** begin **
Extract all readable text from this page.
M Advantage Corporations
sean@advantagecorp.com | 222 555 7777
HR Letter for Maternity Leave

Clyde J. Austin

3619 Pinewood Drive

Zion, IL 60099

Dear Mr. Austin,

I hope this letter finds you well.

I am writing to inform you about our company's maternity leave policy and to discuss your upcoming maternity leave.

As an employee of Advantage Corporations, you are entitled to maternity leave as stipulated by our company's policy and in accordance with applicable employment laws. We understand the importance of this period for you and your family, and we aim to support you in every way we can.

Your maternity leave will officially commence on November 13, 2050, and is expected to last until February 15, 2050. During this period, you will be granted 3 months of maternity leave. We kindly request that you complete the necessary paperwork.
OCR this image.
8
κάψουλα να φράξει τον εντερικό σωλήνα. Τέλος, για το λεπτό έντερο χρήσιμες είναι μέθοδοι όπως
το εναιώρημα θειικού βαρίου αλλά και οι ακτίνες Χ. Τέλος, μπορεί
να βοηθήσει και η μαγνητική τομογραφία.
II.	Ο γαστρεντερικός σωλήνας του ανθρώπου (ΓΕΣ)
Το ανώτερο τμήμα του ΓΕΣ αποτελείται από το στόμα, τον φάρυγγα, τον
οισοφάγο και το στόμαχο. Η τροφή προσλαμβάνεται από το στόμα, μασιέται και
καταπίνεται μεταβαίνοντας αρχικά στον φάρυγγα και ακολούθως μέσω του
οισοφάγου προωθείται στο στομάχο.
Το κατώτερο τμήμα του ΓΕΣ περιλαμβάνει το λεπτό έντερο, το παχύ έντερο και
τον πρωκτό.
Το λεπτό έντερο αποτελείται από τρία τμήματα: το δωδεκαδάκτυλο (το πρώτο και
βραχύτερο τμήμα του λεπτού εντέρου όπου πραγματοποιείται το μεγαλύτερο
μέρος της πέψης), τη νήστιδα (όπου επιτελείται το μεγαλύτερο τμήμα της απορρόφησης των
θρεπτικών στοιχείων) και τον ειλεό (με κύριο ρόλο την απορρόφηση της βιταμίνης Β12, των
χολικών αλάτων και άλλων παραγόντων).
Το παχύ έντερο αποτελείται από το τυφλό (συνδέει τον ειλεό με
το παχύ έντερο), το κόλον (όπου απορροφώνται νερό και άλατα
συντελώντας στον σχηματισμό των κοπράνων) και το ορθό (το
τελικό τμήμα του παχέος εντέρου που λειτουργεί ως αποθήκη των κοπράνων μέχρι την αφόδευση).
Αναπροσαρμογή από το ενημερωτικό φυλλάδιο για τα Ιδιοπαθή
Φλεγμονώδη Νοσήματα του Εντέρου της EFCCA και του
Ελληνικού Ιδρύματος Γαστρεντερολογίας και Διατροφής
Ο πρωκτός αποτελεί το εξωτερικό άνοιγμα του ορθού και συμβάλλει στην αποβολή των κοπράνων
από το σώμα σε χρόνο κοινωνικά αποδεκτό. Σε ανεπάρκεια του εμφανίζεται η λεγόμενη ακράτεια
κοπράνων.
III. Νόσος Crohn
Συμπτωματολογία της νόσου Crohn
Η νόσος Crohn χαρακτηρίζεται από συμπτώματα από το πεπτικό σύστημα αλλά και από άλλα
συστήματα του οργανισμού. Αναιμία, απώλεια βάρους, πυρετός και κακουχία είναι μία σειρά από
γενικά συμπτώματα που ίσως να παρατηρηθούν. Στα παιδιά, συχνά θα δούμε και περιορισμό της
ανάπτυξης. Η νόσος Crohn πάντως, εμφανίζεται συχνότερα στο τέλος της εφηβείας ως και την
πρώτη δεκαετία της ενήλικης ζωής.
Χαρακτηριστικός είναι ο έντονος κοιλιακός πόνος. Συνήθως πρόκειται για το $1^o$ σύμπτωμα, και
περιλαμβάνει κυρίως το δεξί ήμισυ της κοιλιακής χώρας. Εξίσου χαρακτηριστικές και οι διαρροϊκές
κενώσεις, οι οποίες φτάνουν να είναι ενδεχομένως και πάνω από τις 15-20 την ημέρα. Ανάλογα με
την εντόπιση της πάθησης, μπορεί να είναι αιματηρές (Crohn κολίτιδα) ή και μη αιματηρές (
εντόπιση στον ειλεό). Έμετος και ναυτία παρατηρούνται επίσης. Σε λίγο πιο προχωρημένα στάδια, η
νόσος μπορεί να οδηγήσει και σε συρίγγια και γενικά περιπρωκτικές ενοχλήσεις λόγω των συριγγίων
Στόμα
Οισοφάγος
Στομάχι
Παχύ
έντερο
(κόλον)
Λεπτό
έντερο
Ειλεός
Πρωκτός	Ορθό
** end **
Task objective: Emit the full listing verbatim.

Worked answer:
Extract all readable text from this page.
M Advantage Corporations
sean@advantagecorp.com | 222 555 7777
HR Letter for Maternity Leave

Clyde J. Austin

3619 Pinewood Drive

Zion, IL 60099

Dear Mr. Austin,

I hope this letter finds you well.

I am writing to inform you about our company's maternity leave policy and to discuss your upcoming maternity leave.

As an employee of Advantage Corporations, you are entitled to maternity leave as stipulated by our company's policy and in accordance with applicable employment laws. We understand the importance of this period for you and your family, and we aim to support you in every way we can.

Your maternity leave will officially commence on November 13, 2050, and is expected to last until February 15, 2050. During this period, you will be granted 3 months of maternity leave. We kindly request that you complete the necessary paperwork.
OCR this image.
8
κάψουλα να φράξει τον εντερικό σωλήνα. Τέλος, για το λεπτό έντερο χρήσιμες είναι μέθοδοι όπως
το εναιώρημα θειικού βαρίου αλλά και οι ακτίνες Χ. Τέλος, μπορεί
να βοηθήσει και η μαγνητική τομογραφία.
II.	Ο γαστρεντερικός σωλήνας του ανθρώπου (ΓΕΣ)
Το ανώτερο τμήμα του ΓΕΣ αποτελείται από το στόμα, τον φάρυγγα, τον
οισοφάγο και το στόμαχο. Η τροφή προσλαμβάνεται από το στόμα, μασιέται και
καταπίνεται μεταβαίνοντας αρχικά στον φάρυγγα και ακολούθως μέσω του
οισοφάγου προωθείται στο στομάχο.
Το κατώτερο τμήμα του ΓΕΣ περιλαμβάνει το λεπτό έντερο, το παχύ έντερο και
τον πρωκτό.
Το λεπτό έντερο αποτελείται από τρία τμήματα: το δωδεκαδάκτυλο (το πρώτο και
βραχύτερο τμήμα του λεπτού εντέρου όπου πραγματοποιείται το μεγαλύτερο
μέρος της πέψης), τη νήστιδα (όπου επιτελείται το μεγαλύτερο τμήμα της απορρόφησης των
θρεπτικών στοιχείων) και τον ειλεό (με κύριο ρόλο την απορρόφηση της βιταμίνης Β12, των
χολικών αλάτων και άλλων παραγόντων).
Το παχύ έντερο αποτελείται από το τυφλό (συνδέει τον ειλεό με
το παχύ έντερο), το κόλον (όπου απορροφώνται νερό και άλατα
συντελώντας στον σχηματισμό των κοπράνων) και το ορθό (το
τελικό τμήμα του παχέος εντέρου που λειτουργεί ως αποθήκη των κοπράνων μέχρι την αφόδευση).
Αναπροσαρμογή από το ενημερωτικό φυλλάδιο για τα Ιδιοπαθή
Φλεγμονώδη Νοσήματα του Εντέρου της EFCCA και του
Ελληνικού Ιδρύματος Γαστρεντερολογίας και Διατροφής
Ο πρωκτός αποτελεί το εξωτερικό άνοιγμα του ορθού και συμβάλλει στην αποβολή των κοπράνων
από το σώμα σε χρόνο κοινωνικά αποδεκτό. Σε ανεπάρκεια του εμφανίζεται η λεγόμενη ακράτεια
κοπράνων.
III. Νόσος Crohn
Συμπτωματολογία της νόσου Crohn
Η νόσος Crohn χαρακτηρίζεται από συμπτώματα από το πεπτικό σύστημα αλλά και από άλλα
συστήματα του οργανισμού. Αναιμία, απώλεια βάρους, πυρετός και κακουχία είναι μία σειρά από
γενικά συμπτώματα που ίσως να παρατηρηθούν. Στα παιδιά, συχνά θα δούμε και περιορισμό της
ανάπτυξης. Η νόσος Crohn πάντως, εμφανίζεται συχνότερα στο τέλος της εφηβείας ως και την
πρώτη δεκαετία της ενήλικης ζωής.
Χαρακτηριστικός είναι ο έντονος κοιλιακός πόνος. Συνήθως πρόκειται για το $1^o$ σύμπτωμα, και
περιλαμβάνει κυρίως το δεξί ήμισυ της κοιλιακής χώρας. Εξίσου χαρακτηριστικές και οι διαρροϊκές
κενώσεις, οι οποίες φτάνουν να είναι ενδεχομένως και πάνω από τις 15-20 την ημέρα. Ανάλογα με
την εντόπιση της πάθησης, μπορεί να είναι αιματηρές (Crohn κολίτιδα) ή και μη αιματηρές (
εντόπιση στον ειλεό). Έμετος και ναυτία παρατηρούνται επίσης. Σε λίγο πιο προχωρημένα στάδια, η
νόσος μπορεί να οδηγήσει και σε συρίγγια και γενικά περιπρωκτικές ενοχλήσεις λόγω των συριγγίων
Στόμα
Οισοφάγος
Στομάχι
Παχύ
έντερο
(κόλον)
Λεπτό
έντερο
Ειλεός
Πρωκτός	Ορθό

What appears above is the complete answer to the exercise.